The input:
— begin —

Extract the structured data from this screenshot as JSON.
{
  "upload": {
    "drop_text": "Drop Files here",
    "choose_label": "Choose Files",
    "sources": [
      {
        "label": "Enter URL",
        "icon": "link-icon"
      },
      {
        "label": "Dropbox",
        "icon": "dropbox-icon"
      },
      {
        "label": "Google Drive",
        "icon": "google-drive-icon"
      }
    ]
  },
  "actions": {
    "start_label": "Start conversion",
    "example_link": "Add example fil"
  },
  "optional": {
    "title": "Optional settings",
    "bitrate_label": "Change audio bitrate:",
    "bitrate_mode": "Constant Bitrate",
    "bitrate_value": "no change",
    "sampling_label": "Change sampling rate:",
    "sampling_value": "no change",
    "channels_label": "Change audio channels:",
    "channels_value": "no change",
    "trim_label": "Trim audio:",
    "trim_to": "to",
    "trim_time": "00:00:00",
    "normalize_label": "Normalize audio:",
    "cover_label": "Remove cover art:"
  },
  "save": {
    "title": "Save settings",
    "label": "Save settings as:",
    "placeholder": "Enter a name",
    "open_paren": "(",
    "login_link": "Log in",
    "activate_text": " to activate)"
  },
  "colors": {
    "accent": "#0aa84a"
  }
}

— end —

Task to carry out:
Where a line above contains the word "title", copy that line.

Written solution:
    "title": "Optional settings",
    "title": "Save settings",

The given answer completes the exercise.